----- SOURCE DATA

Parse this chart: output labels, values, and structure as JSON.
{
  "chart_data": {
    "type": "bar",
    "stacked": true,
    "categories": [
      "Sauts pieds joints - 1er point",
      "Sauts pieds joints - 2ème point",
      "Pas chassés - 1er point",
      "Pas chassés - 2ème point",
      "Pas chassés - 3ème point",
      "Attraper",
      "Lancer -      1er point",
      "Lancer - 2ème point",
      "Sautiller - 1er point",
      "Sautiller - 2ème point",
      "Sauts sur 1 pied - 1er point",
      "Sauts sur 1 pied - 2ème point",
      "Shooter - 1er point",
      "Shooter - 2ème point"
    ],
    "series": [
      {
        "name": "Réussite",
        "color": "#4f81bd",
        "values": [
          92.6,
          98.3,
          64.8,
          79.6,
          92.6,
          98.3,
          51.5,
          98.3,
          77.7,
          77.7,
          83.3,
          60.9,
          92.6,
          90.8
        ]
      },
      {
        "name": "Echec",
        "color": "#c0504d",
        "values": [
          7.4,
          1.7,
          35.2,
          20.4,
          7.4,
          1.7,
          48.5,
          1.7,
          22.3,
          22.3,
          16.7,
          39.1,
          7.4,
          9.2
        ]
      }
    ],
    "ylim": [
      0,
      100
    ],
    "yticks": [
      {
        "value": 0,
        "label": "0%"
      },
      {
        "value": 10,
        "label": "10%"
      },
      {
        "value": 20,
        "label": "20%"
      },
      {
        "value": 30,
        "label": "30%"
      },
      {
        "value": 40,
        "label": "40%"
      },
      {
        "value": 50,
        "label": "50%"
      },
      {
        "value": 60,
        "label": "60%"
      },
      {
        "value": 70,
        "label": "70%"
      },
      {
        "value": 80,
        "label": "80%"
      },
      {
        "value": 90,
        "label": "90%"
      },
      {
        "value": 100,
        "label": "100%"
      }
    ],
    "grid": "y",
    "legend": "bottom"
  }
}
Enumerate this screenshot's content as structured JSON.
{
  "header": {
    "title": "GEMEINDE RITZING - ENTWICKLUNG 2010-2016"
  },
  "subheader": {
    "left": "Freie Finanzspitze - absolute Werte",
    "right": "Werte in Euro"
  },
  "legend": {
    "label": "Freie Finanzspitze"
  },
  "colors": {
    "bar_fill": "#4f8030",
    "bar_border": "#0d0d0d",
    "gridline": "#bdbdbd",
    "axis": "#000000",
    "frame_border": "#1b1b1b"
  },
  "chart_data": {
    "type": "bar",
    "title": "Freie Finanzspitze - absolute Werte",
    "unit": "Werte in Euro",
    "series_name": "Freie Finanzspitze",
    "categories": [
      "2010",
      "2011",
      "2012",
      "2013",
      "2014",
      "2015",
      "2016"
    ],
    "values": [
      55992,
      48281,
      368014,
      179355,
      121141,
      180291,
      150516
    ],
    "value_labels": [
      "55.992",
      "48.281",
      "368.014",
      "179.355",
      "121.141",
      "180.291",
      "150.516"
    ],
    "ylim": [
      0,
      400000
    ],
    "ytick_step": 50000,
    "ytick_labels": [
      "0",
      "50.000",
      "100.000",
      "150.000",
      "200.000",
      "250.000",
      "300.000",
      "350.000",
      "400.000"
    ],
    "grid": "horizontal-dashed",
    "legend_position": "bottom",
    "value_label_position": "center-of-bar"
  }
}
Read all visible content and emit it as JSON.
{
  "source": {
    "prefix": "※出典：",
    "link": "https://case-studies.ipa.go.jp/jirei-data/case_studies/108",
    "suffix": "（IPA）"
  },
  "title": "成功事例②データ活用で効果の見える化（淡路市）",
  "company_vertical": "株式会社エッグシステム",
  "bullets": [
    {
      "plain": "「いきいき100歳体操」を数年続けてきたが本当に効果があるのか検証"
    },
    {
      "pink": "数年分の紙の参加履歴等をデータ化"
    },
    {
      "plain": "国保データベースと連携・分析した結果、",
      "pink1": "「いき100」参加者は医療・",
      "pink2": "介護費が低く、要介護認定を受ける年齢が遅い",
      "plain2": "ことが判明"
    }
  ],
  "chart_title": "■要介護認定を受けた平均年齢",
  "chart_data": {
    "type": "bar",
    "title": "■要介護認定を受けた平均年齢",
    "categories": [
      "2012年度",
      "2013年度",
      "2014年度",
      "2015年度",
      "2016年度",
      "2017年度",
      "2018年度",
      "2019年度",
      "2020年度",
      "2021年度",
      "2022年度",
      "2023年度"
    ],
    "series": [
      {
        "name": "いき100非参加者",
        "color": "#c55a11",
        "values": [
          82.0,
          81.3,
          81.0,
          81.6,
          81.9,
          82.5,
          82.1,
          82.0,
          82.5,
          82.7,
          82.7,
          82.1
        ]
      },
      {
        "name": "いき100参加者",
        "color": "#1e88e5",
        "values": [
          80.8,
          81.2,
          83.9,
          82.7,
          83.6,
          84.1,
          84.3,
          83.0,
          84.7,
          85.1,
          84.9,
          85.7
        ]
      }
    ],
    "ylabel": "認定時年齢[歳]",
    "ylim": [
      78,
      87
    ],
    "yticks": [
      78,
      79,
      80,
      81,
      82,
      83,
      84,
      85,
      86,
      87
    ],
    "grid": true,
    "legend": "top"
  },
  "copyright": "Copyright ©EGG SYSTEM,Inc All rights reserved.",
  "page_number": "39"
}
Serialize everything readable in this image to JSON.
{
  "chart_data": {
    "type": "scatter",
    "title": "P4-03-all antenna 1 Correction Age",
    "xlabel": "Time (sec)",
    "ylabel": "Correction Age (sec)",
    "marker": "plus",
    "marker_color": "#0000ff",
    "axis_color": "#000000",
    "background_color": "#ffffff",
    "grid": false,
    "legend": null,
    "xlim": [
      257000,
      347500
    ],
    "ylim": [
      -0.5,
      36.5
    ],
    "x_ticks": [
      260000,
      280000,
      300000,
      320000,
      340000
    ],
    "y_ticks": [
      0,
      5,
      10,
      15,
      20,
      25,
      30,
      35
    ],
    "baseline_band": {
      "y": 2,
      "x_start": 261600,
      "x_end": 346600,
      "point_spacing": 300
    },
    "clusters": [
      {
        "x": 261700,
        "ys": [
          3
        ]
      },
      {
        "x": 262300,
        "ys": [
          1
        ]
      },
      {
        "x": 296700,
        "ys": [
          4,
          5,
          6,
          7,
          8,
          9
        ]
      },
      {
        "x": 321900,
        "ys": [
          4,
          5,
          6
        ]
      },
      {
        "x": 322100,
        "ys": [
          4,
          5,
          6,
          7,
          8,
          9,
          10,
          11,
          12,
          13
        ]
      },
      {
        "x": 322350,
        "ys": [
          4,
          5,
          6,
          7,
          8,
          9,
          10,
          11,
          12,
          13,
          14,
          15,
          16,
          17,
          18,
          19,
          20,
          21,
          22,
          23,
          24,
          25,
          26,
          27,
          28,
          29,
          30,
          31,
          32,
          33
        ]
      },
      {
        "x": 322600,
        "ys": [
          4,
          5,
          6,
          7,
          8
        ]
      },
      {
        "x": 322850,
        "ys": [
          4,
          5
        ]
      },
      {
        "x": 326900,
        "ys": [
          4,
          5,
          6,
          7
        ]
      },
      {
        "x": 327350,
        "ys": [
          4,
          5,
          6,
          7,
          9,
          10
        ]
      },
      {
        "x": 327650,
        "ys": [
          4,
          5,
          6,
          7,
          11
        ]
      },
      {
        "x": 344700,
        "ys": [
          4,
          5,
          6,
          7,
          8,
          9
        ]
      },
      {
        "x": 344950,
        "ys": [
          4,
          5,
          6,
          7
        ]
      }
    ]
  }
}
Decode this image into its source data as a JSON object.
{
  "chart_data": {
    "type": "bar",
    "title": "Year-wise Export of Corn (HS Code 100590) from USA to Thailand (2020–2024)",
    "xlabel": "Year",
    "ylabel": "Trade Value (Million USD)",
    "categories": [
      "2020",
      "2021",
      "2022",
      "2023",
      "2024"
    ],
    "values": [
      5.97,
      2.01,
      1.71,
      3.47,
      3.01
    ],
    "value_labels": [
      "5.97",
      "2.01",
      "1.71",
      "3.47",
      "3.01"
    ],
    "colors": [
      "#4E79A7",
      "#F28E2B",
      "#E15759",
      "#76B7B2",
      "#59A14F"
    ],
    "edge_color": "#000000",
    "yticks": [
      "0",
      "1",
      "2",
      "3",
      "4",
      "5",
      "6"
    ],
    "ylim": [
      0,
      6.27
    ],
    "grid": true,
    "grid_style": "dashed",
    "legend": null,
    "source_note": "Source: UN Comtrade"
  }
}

----------

--- EXERCISE PROMPT ---
Scan the material above for the string "this" and report each line where you find it.

--- ANSWER ---
Parse this chart: output labels, values, and structure as JSON.
Enumerate this screenshot's content as structured JSON.
Serialize everything readable in this image to JSON.
Decode this image into its source data as a JSON object.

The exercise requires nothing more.